• _Dataset content_
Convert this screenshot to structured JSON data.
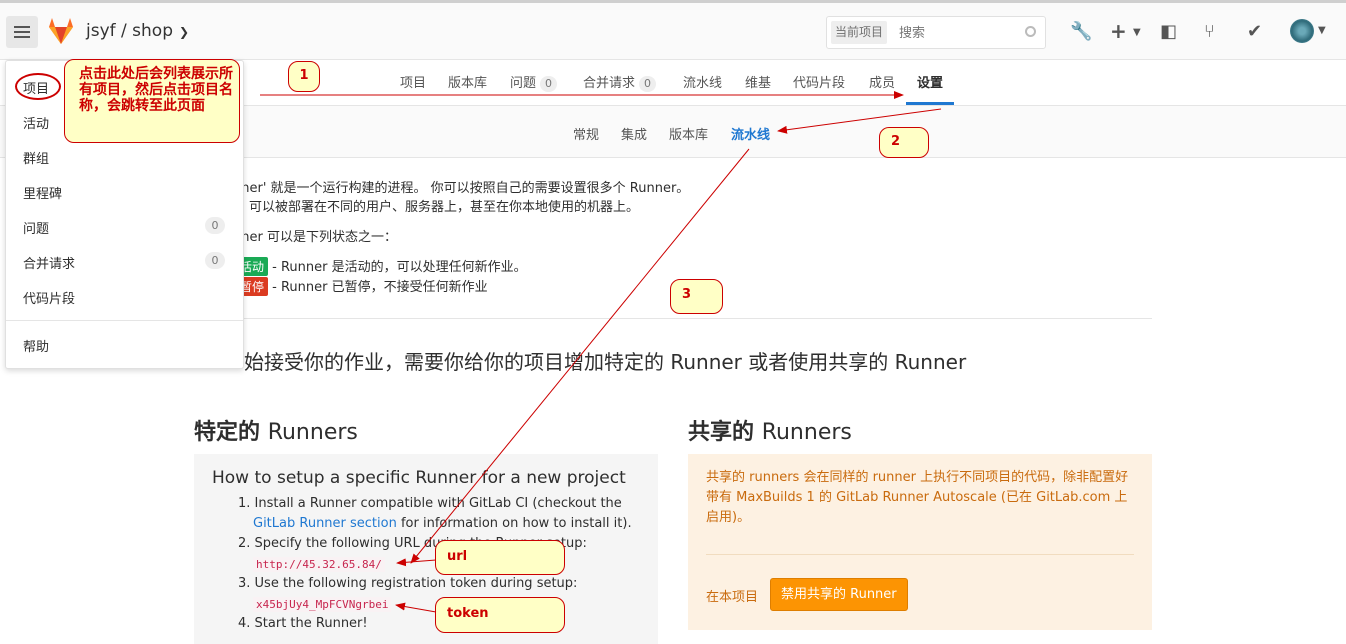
{
  "topbar": {
    "breadcrumb": "jsyf / shop",
    "search_scope": "当前项目",
    "search_placeholder": "搜索"
  },
  "nav_main": [
    "项目",
    "版本库",
    "问题",
    "合并请求",
    "流水线",
    "维基",
    "代码片段",
    "成员",
    "设置"
  ],
  "nav_counts": {
    "issues": "0",
    "merge_requests": "0"
  },
  "nav_settings": [
    "常规",
    "集成",
    "版本库",
    "流水线"
  ],
  "dropdown": {
    "items": [
      "项目",
      "活动",
      "群组",
      "里程碑",
      "问题",
      "合并请求",
      "代码片段",
      "帮助"
    ],
    "issues_count": "0",
    "mr_count": "0"
  },
  "intro": {
    "line1": "nner' 就是一个运行构建的进程。 你可以按照自己的需要设置很多个 Runner。",
    "line2": "可以被部署在不同的用户、服务器上，甚至在你本地使用的机器上。",
    "line3": "nner 可以是下列状态之一：",
    "active_tag": "活动",
    "active_text": "- Runner 是活动的，可以处理任何新作业。",
    "paused_tag": "暂停",
    "paused_text": "- Runner 已暂停，不接受任何新作业",
    "lead": "始接受你的作业，需要你给你的项目增加特定的 Runner 或者使用共享的 Runner"
  },
  "specific": {
    "heading_bold": "特定的",
    "heading_light": "Runners",
    "title": "How to setup a specific Runner for a new project",
    "step1a": "1. Install a Runner compatible with GitLab CI (checkout the",
    "step1_link": "GitLab Runner section",
    "step1b": "for information on how to install it).",
    "step2": "2. Specify the following URL during the Runner setup:",
    "url": "http://45.32.65.84/",
    "step3": "3. Use the following registration token during setup:",
    "token": "x45bjUy4_MpFCVNgrbei",
    "step4": "4. Start the Runner!"
  },
  "shared": {
    "heading_bold": "共享的",
    "heading_light": "Runners",
    "desc": "共享的 runners 会在同样的 runner 上执行不同项目的代码，除非配置好带有 MaxBuilds 1 的 GitLab Runner Autoscale (已在 GitLab.com 上启用)。",
    "label": "在本项目",
    "button": "禁用共享的 Runner"
  },
  "annotations": {
    "note": "点击此处后会列表展示所有项目，然后点击项目名称，会跳转至此页面",
    "n1": "1",
    "n2": "2",
    "n3": "3",
    "url_label": "url",
    "token_label": "token",
    "color": "#cc0000"
  },
  "colors": {
    "accent": "#1f78d1",
    "active_green": "#1aaa55",
    "paused_red": "#db3b21",
    "orange_button": "#fc9403"
  }
}
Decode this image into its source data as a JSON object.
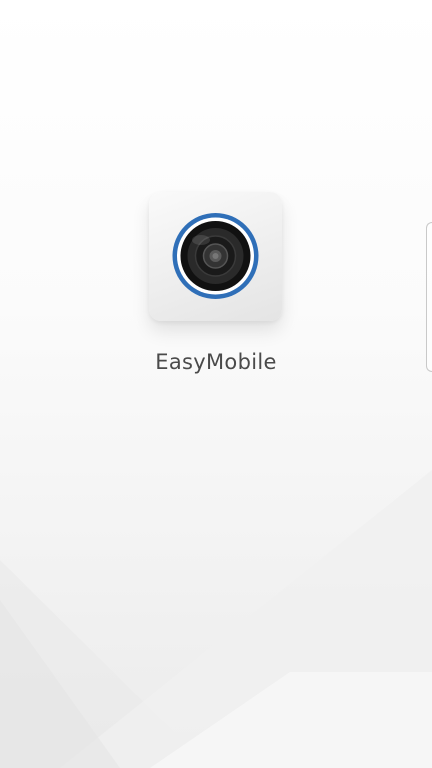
{
  "splash": {
    "app_name": "EasyMobile",
    "app_icon": "camera-lens-icon",
    "accent_color": "#2f6fb8"
  },
  "edge_panel": {
    "icon": "edge-panel-handle"
  }
}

• _Written problem_
Exactly the lines from the line with "Decode this image" through the last line of the listing, both included, should be extracted, and the pictures left behind.

• _Exercise answer_
Decode this image into its source data as a JSON object.
{
  "splash": {
    "app_name": "EasyMobile",
    "app_icon": "camera-lens-icon",
    "accent_color": "#2f6fb8"
  },
  "edge_panel": {
    "icon": "edge-panel-handle"
  }
}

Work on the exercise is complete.